(Stored records)

>>>>>

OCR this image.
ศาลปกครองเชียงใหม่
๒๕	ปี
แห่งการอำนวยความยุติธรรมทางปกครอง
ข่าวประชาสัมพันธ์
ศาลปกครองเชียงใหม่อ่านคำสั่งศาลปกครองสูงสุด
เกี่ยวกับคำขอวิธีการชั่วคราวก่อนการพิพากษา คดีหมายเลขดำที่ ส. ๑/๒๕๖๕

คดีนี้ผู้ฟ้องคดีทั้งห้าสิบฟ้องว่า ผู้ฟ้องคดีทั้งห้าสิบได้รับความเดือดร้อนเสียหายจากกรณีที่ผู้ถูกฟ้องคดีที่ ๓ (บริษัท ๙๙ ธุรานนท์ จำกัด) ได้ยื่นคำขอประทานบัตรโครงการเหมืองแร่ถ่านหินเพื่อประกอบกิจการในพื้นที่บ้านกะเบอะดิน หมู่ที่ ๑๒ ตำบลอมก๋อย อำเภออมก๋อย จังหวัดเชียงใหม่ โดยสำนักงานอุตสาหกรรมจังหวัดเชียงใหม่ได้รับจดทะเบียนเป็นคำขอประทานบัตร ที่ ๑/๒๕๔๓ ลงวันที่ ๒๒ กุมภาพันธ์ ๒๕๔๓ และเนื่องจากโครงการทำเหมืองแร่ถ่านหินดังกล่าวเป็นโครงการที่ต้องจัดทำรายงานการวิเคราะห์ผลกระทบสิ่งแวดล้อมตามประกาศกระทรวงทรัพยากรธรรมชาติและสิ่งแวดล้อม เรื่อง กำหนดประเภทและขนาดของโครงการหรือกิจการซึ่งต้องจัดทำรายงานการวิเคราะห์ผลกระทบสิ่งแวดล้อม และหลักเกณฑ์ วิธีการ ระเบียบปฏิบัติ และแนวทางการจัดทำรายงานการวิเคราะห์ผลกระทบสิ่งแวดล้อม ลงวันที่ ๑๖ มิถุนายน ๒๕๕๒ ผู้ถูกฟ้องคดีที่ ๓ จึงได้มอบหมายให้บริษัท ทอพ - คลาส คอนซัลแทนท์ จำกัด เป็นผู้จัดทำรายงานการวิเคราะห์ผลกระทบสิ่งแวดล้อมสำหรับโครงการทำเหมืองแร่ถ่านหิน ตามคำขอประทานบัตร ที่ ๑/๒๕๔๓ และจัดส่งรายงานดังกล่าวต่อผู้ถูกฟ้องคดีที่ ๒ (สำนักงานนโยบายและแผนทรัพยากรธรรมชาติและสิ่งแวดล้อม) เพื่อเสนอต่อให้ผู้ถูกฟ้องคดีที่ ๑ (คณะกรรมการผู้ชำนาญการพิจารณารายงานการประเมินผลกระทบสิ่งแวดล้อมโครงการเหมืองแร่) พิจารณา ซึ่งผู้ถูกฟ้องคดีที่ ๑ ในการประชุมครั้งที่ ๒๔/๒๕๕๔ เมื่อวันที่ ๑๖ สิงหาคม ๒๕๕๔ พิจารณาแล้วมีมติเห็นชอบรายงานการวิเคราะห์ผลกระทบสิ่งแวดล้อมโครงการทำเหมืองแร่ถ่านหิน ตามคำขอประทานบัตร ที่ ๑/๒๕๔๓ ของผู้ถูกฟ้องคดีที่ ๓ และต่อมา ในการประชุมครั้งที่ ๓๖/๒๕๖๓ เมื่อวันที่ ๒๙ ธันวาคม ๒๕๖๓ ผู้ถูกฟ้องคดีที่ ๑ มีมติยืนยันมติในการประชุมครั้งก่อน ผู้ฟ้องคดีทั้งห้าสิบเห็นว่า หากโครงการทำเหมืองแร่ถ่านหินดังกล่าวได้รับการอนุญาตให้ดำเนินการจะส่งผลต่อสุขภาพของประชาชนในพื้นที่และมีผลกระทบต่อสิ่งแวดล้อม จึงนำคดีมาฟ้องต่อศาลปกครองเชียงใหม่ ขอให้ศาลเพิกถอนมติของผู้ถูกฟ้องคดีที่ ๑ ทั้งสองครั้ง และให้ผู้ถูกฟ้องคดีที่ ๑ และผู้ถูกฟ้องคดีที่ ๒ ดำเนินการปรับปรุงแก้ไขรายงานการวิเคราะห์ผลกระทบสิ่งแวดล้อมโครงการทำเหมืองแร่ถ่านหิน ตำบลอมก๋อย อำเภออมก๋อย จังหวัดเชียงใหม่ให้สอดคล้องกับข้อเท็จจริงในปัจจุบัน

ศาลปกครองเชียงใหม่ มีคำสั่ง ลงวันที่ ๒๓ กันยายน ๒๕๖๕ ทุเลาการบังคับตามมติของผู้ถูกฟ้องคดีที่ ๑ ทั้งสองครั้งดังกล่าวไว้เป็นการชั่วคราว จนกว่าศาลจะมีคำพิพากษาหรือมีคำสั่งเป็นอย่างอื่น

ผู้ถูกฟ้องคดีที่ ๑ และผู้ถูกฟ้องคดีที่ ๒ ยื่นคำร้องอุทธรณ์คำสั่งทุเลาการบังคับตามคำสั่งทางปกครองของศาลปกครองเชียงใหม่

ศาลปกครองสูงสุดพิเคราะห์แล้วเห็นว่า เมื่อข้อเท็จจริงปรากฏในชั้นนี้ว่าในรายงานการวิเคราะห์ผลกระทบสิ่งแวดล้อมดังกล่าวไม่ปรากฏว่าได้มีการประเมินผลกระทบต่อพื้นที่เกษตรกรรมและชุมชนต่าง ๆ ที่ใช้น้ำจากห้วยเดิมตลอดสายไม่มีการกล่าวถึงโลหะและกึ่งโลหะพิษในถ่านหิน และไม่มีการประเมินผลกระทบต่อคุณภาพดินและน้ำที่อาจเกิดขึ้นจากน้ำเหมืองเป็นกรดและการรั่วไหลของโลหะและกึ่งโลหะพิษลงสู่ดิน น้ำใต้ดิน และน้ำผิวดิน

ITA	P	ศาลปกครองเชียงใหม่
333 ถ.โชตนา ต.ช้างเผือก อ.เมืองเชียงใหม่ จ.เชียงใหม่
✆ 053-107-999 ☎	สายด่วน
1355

<<<<<

_Task_
Reproduce all the records precisely.

_Expected output_
OCR this image.
ศาลปกครองเชียงใหม่
๒๕	ปี
แห่งการอำนวยความยุติธรรมทางปกครอง
ข่าวประชาสัมพันธ์
ศาลปกครองเชียงใหม่อ่านคำสั่งศาลปกครองสูงสุด
เกี่ยวกับคำขอวิธีการชั่วคราวก่อนการพิพากษา คดีหมายเลขดำที่ ส. ๑/๒๕๖๕

คดีนี้ผู้ฟ้องคดีทั้งห้าสิบฟ้องว่า ผู้ฟ้องคดีทั้งห้าสิบได้รับความเดือดร้อนเสียหายจากกรณีที่ผู้ถูกฟ้องคดีที่ ๓ (บริษัท ๙๙ ธุรานนท์ จำกัด) ได้ยื่นคำขอประทานบัตรโครงการเหมืองแร่ถ่านหินเพื่อประกอบกิจการในพื้นที่บ้านกะเบอะดิน หมู่ที่ ๑๒ ตำบลอมก๋อย อำเภออมก๋อย จังหวัดเชียงใหม่ โดยสำนักงานอุตสาหกรรมจังหวัดเชียงใหม่ได้รับจดทะเบียนเป็นคำขอประทานบัตร ที่ ๑/๒๕๔๓ ลงวันที่ ๒๒ กุมภาพันธ์ ๒๕๔๓ และเนื่องจากโครงการทำเหมืองแร่ถ่านหินดังกล่าวเป็นโครงการที่ต้องจัดทำรายงานการวิเคราะห์ผลกระทบสิ่งแวดล้อมตามประกาศกระทรวงทรัพยากรธรรมชาติและสิ่งแวดล้อม เรื่อง กำหนดประเภทและขนาดของโครงการหรือกิจการซึ่งต้องจัดทำรายงานการวิเคราะห์ผลกระทบสิ่งแวดล้อม และหลักเกณฑ์ วิธีการ ระเบียบปฏิบัติ และแนวทางการจัดทำรายงานการวิเคราะห์ผลกระทบสิ่งแวดล้อม ลงวันที่ ๑๖ มิถุนายน ๒๕๕๒ ผู้ถูกฟ้องคดีที่ ๓ จึงได้มอบหมายให้บริษัท ทอพ - คลาส คอนซัลแทนท์ จำกัด เป็นผู้จัดทำรายงานการวิเคราะห์ผลกระทบสิ่งแวดล้อมสำหรับโครงการทำเหมืองแร่ถ่านหิน ตามคำขอประทานบัตร ที่ ๑/๒๕๔๓ และจัดส่งรายงานดังกล่าวต่อผู้ถูกฟ้องคดีที่ ๒ (สำนักงานนโยบายและแผนทรัพยากรธรรมชาติและสิ่งแวดล้อม) เพื่อเสนอต่อให้ผู้ถูกฟ้องคดีที่ ๑ (คณะกรรมการผู้ชำนาญการพิจารณารายงานการประเมินผลกระทบสิ่งแวดล้อมโครงการเหมืองแร่) พิจารณา ซึ่งผู้ถูกฟ้องคดีที่ ๑ ในการประชุมครั้งที่ ๒๔/๒๕๕๔ เมื่อวันที่ ๑๖ สิงหาคม ๒๕๕๔ พิจารณาแล้วมีมติเห็นชอบรายงานการวิเคราะห์ผลกระทบสิ่งแวดล้อมโครงการทำเหมืองแร่ถ่านหิน ตามคำขอประทานบัตร ที่ ๑/๒๕๔๓ ของผู้ถูกฟ้องคดีที่ ๓ และต่อมา ในการประชุมครั้งที่ ๓๖/๒๕๖๓ เมื่อวันที่ ๒๙ ธันวาคม ๒๕๖๓ ผู้ถูกฟ้องคดีที่ ๑ มีมติยืนยันมติในการประชุมครั้งก่อน ผู้ฟ้องคดีทั้งห้าสิบเห็นว่า หากโครงการทำเหมืองแร่ถ่านหินดังกล่าวได้รับการอนุญาตให้ดำเนินการจะส่งผลต่อสุขภาพของประชาชนในพื้นที่และมีผลกระทบต่อสิ่งแวดล้อม จึงนำคดีมาฟ้องต่อศาลปกครองเชียงใหม่ ขอให้ศาลเพิกถอนมติของผู้ถูกฟ้องคดีที่ ๑ ทั้งสองครั้ง และให้ผู้ถูกฟ้องคดีที่ ๑ และผู้ถูกฟ้องคดีที่ ๒ ดำเนินการปรับปรุงแก้ไขรายงานการวิเคราะห์ผลกระทบสิ่งแวดล้อมโครงการทำเหมืองแร่ถ่านหิน ตำบลอมก๋อย อำเภออมก๋อย จังหวัดเชียงใหม่ให้สอดคล้องกับข้อเท็จจริงในปัจจุบัน

ศาลปกครองเชียงใหม่ มีคำสั่ง ลงวันที่ ๒๓ กันยายน ๒๕๖๕ ทุเลาการบังคับตามมติของผู้ถูกฟ้องคดีที่ ๑ ทั้งสองครั้งดังกล่าวไว้เป็นการชั่วคราว จนกว่าศาลจะมีคำพิพากษาหรือมีคำสั่งเป็นอย่างอื่น

ผู้ถูกฟ้องคดีที่ ๑ และผู้ถูกฟ้องคดีที่ ๒ ยื่นคำร้องอุทธรณ์คำสั่งทุเลาการบังคับตามคำสั่งทางปกครองของศาลปกครองเชียงใหม่

ศาลปกครองสูงสุดพิเคราะห์แล้วเห็นว่า เมื่อข้อเท็จจริงปรากฏในชั้นนี้ว่าในรายงานการวิเคราะห์ผลกระทบสิ่งแวดล้อมดังกล่าวไม่ปรากฏว่าได้มีการประเมินผลกระทบต่อพื้นที่เกษตรกรรมและชุมชนต่าง ๆ ที่ใช้น้ำจากห้วยเดิมตลอดสายไม่มีการกล่าวถึงโลหะและกึ่งโลหะพิษในถ่านหิน และไม่มีการประเมินผลกระทบต่อคุณภาพดินและน้ำที่อาจเกิดขึ้นจากน้ำเหมืองเป็นกรดและการรั่วไหลของโลหะและกึ่งโลหะพิษลงสู่ดิน น้ำใต้ดิน และน้ำผิวดิน

ITA	P	ศาลปกครองเชียงใหม่
333 ถ.โชตนา ต.ช้างเผือก อ.เมืองเชียงใหม่ จ.เชียงใหม่
✆ 053-107-999 ☎	สายด่วน
1355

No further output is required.